Dataset items

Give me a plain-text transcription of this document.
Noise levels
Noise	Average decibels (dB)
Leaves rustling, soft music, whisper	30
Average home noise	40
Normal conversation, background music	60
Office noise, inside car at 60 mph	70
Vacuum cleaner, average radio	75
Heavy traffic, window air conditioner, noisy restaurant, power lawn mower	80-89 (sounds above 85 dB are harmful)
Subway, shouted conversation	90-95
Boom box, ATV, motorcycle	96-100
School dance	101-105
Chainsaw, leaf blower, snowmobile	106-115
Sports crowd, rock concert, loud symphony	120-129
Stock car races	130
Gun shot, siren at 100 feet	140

--

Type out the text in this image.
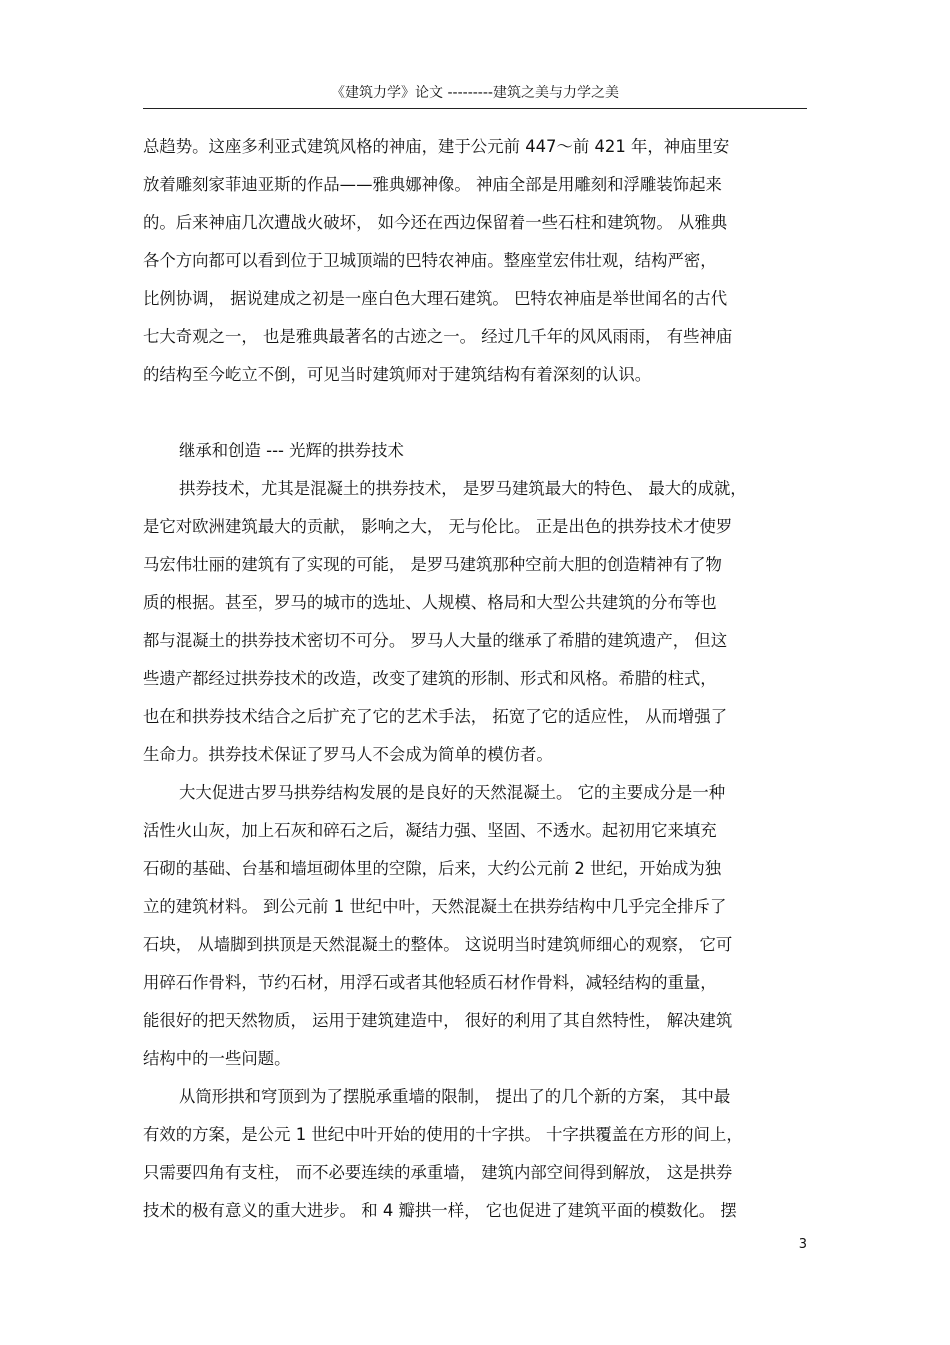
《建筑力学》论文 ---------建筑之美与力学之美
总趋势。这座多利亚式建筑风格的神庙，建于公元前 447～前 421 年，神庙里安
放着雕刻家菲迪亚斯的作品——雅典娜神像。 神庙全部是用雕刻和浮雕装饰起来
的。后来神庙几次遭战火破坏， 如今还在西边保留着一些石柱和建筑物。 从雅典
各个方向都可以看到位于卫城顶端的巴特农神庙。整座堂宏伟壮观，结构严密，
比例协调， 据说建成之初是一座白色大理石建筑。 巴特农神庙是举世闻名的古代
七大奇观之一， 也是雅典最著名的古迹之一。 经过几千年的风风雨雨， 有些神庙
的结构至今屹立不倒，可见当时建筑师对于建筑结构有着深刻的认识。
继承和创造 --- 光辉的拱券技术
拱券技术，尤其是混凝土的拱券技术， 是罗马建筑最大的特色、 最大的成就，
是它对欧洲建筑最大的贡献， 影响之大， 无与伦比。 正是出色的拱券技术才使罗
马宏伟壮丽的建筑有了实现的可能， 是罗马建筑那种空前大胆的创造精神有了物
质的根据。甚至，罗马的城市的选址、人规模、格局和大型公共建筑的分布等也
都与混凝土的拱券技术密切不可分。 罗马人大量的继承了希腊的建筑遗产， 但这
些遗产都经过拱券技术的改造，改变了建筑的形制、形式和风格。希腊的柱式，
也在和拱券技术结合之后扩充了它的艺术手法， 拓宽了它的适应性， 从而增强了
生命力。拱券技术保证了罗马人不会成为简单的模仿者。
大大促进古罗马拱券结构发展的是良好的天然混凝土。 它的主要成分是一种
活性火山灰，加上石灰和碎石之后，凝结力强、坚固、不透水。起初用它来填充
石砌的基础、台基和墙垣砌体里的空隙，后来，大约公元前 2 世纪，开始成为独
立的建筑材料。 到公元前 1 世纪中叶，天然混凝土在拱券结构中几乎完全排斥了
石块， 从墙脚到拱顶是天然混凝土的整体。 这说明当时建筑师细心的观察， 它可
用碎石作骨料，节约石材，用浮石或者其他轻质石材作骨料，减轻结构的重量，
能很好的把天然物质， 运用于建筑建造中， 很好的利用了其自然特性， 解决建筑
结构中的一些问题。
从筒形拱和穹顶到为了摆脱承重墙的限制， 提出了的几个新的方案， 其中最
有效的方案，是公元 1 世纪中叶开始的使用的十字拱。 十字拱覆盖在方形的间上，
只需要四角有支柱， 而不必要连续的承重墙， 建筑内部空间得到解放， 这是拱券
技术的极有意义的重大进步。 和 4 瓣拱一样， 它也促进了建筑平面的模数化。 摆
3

**WRITTEN INSTRUCTION**
Copy out each line that contains the word "conversation".

**REPLY TO THE EXERCISE**
Normal conversation, background music	60
Subway, shouted conversation	90-95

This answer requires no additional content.